----- SUPPLIED RECORDS -----
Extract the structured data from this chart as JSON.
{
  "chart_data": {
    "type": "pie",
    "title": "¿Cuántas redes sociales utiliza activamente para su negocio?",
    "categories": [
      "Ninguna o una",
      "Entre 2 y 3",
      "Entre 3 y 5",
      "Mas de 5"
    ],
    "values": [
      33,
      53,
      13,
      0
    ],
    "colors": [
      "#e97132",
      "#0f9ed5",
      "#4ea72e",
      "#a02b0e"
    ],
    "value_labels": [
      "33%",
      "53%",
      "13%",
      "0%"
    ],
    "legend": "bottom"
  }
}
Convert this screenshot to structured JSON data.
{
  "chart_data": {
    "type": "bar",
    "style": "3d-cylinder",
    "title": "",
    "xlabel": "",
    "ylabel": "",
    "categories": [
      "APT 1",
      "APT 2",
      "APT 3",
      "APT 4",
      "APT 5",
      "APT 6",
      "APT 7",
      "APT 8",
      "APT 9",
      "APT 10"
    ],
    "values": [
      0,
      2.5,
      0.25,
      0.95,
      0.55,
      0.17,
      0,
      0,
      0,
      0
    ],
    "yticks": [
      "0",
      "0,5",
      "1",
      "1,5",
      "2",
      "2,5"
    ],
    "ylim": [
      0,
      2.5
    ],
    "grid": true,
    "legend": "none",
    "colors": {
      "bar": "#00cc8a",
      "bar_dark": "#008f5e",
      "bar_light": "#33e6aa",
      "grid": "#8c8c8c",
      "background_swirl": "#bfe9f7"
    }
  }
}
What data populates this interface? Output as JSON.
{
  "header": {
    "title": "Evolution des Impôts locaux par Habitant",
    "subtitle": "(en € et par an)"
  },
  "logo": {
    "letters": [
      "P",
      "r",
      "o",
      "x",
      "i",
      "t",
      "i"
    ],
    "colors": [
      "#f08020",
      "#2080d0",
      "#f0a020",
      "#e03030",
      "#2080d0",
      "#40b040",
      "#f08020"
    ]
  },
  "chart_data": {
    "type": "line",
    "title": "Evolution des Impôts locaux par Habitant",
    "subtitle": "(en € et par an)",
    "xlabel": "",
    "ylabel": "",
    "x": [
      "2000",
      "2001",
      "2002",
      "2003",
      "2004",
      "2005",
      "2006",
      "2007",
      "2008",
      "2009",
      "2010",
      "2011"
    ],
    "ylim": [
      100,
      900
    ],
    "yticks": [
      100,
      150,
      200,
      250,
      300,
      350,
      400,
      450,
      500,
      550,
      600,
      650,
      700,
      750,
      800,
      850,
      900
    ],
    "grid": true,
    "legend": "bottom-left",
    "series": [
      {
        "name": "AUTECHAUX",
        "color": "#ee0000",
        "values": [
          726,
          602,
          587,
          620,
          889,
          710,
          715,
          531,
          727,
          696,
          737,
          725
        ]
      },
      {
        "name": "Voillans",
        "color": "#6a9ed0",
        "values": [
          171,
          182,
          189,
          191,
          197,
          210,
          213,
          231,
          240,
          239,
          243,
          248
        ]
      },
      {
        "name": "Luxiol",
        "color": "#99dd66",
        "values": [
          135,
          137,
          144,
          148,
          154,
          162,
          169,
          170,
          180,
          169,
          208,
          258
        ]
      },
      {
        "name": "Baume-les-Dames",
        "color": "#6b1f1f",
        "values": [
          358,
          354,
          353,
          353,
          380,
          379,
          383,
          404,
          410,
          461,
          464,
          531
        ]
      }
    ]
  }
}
-----
- [WHAT IS BEING ASKED]
Restate each record exactly as written.

- [EXERCISE ANSWER]
Extract the structured data from this chart as JSON.
{
  "chart_data": {
    "type": "pie",
    "title": "¿Cuántas redes sociales utiliza activamente para su negocio?",
    "categories": [
      "Ninguna o una",
      "Entre 2 y 3",
      "Entre 3 y 5",
      "Mas de 5"
    ],
    "values": [
      33,
      53,
      13,
      0
    ],
    "colors": [
      "#e97132",
      "#0f9ed5",
      "#4ea72e",
      "#a02b0e"
    ],
    "value_labels": [
      "33%",
      "53%",
      "13%",
      "0%"
    ],
    "legend": "bottom"
  }
}
Convert this screenshot to structured JSON data.
{
  "chart_data": {
    "type": "bar",
    "style": "3d-cylinder",
    "title": "",
    "xlabel": "",
    "ylabel": "",
    "categories": [
      "APT 1",
      "APT 2",
      "APT 3",
      "APT 4",
      "APT 5",
      "APT 6",
      "APT 7",
      "APT 8",
      "APT 9",
      "APT 10"
    ],
    "values": [
      0,
      2.5,
      0.25,
      0.95,
      0.55,
      0.17,
      0,
      0,
      0,
      0
    ],
    "yticks": [
      "0",
      "0,5",
      "1",
      "1,5",
      "2",
      "2,5"
    ],
    "ylim": [
      0,
      2.5
    ],
    "grid": true,
    "legend": "none",
    "colors": {
      "bar": "#00cc8a",
      "bar_dark": "#008f5e",
      "bar_light": "#33e6aa",
      "grid": "#8c8c8c",
      "background_swirl": "#bfe9f7"
    }
  }
}
What data populates this interface? Output as JSON.
{
  "header": {
    "title": "Evolution des Impôts locaux par Habitant",
    "subtitle": "(en € et par an)"
  },
  "logo": {
    "letters": [
      "P",
      "r",
      "o",
      "x",
      "i",
      "t",
      "i"
    ],
    "colors": [
      "#f08020",
      "#2080d0",
      "#f0a020",
      "#e03030",
      "#2080d0",
      "#40b040",
      "#f08020"
    ]
  },
  "chart_data": {
    "type": "line",
    "title": "Evolution des Impôts locaux par Habitant",
    "subtitle": "(en € et par an)",
    "xlabel": "",
    "ylabel": "",
    "x": [
      "2000",
      "2001",
      "2002",
      "2003",
      "2004",
      "2005",
      "2006",
      "2007",
      "2008",
      "2009",
      "2010",
      "2011"
    ],
    "ylim": [
      100,
      900
    ],
    "yticks": [
      100,
      150,
      200,
      250,
      300,
      350,
      400,
      450,
      500,
      550,
      600,
      650,
      700,
      750,
      800,
      850,
      900
    ],
    "grid": true,
    "legend": "bottom-left",
    "series": [
      {
        "name": "AUTECHAUX",
        "color": "#ee0000",
        "values": [
          726,
          602,
          587,
          620,
          889,
          710,
          715,
          531,
          727,
          696,
          737,
          725
        ]
      },
      {
        "name": "Voillans",
        "color": "#6a9ed0",
        "values": [
          171,
          182,
          189,
          191,
          197,
          210,
          213,
          231,
          240,
          239,
          243,
          248
        ]
      },
      {
        "name": "Luxiol",
        "color": "#99dd66",
        "values": [
          135,
          137,
          144,
          148,
          154,
          162,
          169,
          170,
          180,
          169,
          208,
          258
        ]
      },
      {
        "name": "Baume-les-Dames",
        "color": "#6b1f1f",
        "values": [
          358,
          354,
          353,
          353,
          380,
          379,
          383,
          404,
          410,
          461,
          464,
          531
        ]
      }
    ]
  }
}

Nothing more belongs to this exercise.